--- BEGIN Entries supplied ---

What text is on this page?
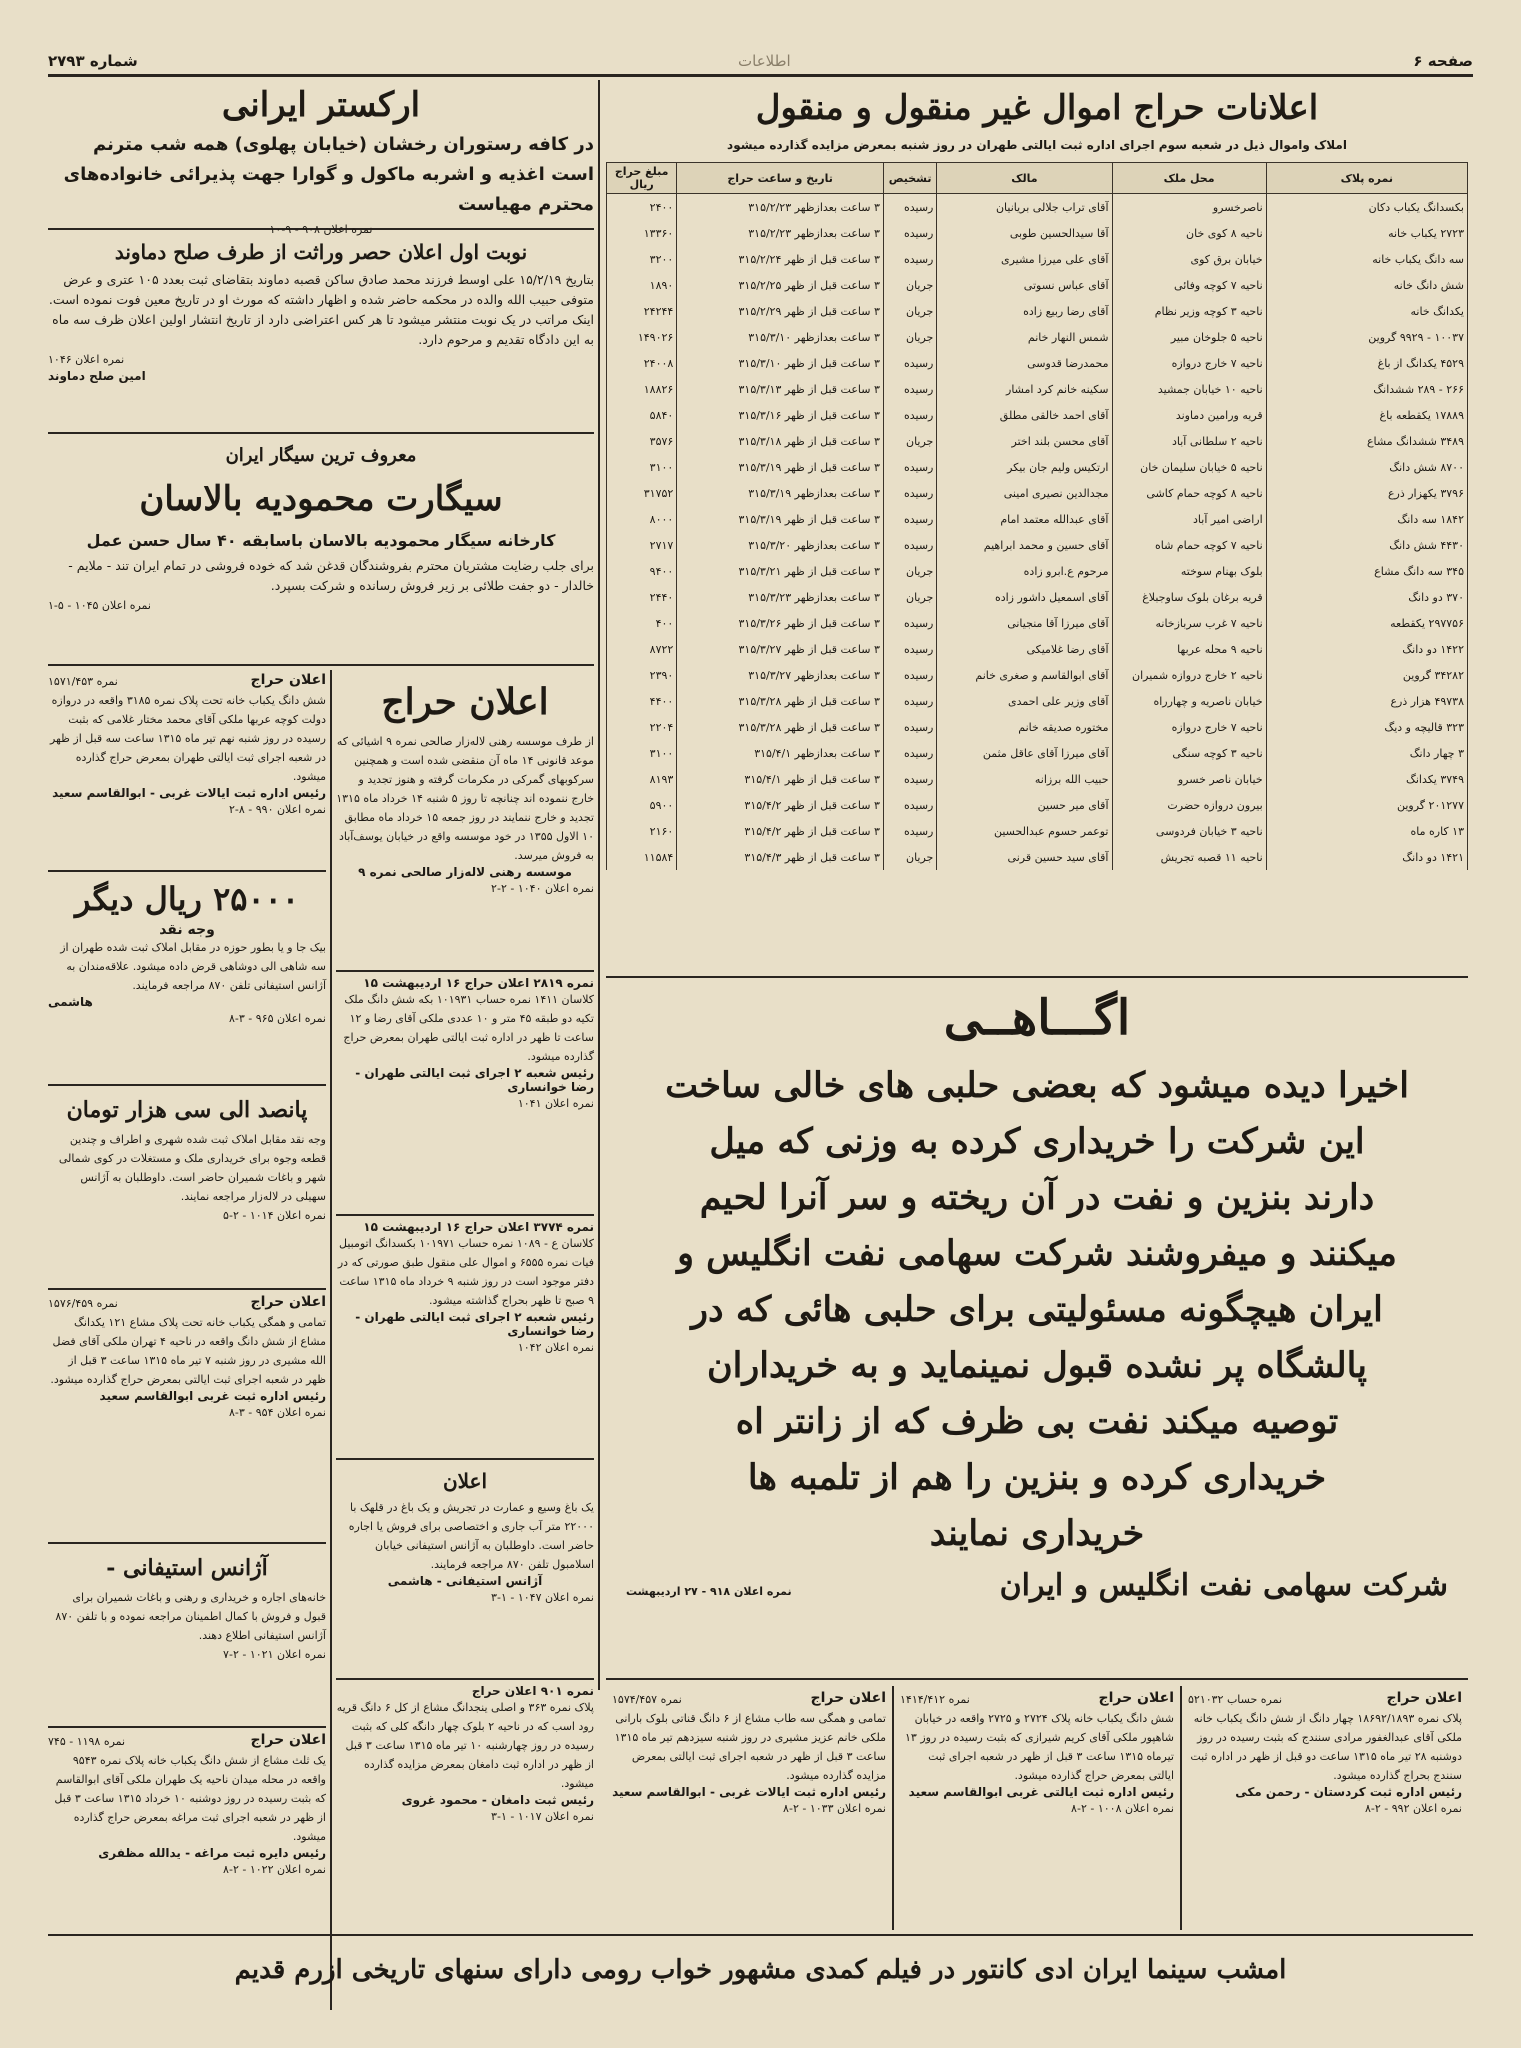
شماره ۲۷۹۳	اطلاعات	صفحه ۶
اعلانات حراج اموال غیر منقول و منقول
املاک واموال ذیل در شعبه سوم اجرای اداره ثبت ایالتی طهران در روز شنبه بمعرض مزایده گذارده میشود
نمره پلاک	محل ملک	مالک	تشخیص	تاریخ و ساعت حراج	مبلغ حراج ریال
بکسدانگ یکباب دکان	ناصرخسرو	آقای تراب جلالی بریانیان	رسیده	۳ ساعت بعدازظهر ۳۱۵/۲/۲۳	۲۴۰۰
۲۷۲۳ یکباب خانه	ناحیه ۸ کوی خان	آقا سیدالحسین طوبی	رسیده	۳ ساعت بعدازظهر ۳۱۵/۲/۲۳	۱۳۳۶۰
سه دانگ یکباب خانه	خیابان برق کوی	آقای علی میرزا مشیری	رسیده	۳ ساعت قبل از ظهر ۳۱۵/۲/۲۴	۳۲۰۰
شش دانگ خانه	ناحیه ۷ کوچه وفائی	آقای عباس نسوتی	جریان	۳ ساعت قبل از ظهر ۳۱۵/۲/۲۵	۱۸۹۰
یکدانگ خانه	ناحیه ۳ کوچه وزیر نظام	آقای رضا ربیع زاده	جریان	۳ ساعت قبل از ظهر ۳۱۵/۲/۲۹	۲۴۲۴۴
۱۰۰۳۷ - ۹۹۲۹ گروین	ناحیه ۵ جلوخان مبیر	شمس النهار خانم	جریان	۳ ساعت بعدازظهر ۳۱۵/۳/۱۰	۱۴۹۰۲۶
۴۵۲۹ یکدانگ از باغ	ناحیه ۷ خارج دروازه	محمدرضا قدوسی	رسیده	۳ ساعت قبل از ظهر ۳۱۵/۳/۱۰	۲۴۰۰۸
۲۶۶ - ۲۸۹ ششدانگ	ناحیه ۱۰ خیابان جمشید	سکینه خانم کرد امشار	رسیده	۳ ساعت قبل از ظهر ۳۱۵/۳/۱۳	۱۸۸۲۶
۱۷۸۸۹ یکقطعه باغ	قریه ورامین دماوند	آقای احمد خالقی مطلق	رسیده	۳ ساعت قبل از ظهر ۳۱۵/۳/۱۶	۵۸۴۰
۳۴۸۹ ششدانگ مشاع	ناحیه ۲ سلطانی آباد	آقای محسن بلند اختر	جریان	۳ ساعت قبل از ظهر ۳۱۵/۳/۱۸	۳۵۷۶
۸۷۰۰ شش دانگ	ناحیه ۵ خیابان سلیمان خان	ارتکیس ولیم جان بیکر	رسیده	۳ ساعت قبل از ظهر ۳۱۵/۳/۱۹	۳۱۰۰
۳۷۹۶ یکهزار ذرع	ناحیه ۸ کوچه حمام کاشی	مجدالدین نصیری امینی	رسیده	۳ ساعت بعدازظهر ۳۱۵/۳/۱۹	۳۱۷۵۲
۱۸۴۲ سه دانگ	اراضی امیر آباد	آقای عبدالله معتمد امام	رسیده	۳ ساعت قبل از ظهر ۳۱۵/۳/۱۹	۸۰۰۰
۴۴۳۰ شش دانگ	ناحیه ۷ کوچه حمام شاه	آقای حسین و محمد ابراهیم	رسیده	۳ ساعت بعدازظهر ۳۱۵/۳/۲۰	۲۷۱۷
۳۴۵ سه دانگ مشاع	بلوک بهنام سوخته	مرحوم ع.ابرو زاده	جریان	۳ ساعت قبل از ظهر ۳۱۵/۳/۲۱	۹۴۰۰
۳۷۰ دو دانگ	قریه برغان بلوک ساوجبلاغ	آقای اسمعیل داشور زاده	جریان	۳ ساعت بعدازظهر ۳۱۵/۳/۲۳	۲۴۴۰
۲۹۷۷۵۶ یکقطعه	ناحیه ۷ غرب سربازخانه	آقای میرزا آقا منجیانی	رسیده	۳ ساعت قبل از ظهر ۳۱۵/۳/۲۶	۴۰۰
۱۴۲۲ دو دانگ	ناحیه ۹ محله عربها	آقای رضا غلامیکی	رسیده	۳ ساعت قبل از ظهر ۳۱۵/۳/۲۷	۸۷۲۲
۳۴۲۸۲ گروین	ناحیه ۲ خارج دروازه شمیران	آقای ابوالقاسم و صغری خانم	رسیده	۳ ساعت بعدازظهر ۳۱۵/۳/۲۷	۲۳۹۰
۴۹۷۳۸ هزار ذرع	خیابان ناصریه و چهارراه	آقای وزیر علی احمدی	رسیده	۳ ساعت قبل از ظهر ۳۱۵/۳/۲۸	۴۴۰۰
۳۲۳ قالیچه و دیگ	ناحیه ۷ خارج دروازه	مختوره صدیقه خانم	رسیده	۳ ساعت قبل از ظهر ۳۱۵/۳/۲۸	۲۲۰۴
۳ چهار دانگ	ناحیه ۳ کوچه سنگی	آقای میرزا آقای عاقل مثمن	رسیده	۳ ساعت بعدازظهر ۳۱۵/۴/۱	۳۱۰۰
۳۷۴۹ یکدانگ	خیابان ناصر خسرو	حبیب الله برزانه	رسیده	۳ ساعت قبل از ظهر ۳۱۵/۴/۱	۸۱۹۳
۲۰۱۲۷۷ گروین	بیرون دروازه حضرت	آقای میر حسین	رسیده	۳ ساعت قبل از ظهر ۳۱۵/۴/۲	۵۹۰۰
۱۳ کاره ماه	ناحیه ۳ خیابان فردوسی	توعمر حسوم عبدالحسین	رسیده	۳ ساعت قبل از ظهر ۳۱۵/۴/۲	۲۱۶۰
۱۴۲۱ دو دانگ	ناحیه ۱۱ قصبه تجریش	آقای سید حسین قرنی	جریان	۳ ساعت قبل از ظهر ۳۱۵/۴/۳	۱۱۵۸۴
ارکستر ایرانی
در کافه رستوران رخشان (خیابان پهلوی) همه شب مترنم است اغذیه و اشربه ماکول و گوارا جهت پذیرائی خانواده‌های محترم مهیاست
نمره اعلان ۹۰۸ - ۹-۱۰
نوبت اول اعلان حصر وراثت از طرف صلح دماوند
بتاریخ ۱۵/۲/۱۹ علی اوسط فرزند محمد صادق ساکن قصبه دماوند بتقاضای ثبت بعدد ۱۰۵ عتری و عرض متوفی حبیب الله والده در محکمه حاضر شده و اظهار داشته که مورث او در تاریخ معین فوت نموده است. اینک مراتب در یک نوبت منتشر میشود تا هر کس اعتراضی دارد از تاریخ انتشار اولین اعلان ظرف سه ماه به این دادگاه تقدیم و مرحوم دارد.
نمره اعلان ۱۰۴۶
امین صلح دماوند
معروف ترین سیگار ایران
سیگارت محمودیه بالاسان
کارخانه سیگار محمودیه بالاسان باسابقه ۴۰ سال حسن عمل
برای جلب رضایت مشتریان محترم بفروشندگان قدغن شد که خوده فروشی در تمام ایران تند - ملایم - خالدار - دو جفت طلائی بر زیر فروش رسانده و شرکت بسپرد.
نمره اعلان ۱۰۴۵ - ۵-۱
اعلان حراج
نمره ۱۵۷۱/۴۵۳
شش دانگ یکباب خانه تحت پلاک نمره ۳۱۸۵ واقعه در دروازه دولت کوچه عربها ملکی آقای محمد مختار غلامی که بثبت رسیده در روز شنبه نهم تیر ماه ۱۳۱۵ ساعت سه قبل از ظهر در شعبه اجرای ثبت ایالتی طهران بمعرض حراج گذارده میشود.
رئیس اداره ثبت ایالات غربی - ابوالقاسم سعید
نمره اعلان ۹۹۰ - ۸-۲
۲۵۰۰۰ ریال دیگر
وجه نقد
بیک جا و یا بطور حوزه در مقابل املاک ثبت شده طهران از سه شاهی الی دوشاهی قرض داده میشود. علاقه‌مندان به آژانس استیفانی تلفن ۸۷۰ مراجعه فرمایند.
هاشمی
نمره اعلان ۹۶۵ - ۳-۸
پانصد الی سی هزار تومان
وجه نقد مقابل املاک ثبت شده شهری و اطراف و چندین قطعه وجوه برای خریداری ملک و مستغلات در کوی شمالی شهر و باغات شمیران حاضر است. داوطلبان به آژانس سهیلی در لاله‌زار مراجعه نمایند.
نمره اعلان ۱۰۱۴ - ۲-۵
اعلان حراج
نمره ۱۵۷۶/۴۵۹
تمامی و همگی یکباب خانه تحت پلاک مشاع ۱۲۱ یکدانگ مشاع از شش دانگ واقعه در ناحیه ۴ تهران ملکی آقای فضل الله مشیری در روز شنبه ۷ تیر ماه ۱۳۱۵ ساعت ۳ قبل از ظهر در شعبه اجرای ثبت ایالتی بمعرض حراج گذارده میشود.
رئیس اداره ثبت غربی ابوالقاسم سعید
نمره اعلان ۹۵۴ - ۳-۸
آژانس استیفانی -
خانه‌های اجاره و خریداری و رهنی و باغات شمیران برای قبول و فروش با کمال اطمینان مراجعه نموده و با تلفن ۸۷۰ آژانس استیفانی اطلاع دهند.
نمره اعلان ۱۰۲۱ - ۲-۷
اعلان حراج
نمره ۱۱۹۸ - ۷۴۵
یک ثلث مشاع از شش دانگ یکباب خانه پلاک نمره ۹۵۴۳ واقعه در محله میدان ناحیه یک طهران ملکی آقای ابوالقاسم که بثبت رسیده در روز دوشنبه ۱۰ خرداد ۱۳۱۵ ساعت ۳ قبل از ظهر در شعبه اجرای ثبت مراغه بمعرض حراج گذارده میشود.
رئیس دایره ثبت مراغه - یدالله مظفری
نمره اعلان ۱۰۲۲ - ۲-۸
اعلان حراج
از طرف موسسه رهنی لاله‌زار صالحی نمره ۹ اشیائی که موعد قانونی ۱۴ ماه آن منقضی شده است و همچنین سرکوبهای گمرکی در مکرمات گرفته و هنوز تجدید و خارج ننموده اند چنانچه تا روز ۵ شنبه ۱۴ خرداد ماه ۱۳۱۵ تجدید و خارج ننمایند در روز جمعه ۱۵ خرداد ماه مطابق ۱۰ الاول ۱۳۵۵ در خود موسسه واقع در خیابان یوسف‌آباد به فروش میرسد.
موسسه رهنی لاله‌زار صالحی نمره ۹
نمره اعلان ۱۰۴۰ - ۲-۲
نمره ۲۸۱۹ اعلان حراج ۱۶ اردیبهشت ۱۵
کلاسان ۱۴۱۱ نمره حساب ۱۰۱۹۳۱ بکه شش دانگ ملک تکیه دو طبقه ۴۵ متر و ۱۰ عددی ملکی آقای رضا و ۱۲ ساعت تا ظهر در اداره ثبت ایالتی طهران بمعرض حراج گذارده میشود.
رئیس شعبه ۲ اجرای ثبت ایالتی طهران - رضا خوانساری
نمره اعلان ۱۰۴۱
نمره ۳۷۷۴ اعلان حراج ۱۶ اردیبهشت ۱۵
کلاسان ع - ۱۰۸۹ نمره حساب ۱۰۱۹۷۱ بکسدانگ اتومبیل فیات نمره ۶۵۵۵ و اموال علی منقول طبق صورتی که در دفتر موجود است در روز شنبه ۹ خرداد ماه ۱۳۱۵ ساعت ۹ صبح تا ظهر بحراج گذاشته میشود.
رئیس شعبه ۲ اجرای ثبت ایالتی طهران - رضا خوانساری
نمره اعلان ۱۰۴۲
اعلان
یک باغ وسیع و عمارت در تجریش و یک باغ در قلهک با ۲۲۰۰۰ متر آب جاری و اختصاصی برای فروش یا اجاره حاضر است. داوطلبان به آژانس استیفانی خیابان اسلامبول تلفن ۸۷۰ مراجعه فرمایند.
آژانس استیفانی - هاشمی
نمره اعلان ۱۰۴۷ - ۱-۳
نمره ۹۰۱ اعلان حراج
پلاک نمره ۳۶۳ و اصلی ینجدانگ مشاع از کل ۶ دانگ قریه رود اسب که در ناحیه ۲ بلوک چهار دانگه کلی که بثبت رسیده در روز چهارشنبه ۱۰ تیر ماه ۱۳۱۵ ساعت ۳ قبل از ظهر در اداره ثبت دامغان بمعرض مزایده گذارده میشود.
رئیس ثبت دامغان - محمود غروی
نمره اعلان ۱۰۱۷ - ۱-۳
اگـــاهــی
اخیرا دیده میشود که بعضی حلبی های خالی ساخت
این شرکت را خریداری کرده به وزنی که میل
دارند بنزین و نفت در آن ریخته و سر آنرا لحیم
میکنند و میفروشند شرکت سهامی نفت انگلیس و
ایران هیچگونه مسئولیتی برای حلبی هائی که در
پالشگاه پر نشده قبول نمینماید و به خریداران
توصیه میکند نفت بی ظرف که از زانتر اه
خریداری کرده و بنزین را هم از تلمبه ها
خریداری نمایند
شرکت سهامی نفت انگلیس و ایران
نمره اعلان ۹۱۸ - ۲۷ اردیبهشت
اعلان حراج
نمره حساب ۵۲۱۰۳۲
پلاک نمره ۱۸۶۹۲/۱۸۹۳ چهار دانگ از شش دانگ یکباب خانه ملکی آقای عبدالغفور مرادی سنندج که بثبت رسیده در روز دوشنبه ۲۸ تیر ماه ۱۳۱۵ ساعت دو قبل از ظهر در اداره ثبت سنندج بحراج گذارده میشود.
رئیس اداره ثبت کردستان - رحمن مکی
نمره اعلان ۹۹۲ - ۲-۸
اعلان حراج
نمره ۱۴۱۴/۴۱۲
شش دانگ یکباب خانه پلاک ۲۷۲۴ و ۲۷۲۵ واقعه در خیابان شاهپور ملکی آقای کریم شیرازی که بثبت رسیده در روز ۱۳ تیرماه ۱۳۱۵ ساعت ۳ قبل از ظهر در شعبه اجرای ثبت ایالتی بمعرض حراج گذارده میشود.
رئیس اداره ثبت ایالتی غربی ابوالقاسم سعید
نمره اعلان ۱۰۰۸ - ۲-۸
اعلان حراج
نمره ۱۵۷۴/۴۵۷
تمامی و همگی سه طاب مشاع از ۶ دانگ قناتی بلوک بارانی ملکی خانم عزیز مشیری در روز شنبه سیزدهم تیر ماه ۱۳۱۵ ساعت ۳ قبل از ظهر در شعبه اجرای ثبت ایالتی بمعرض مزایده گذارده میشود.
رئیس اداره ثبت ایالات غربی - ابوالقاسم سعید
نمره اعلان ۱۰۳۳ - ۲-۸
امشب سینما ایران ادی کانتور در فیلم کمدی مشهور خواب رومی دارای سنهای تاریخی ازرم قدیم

--- END Entries supplied ---

> [What you are asked to do] Output nothing but the number of lines in the data containing the string "یکقطعه".

> [Task response] 2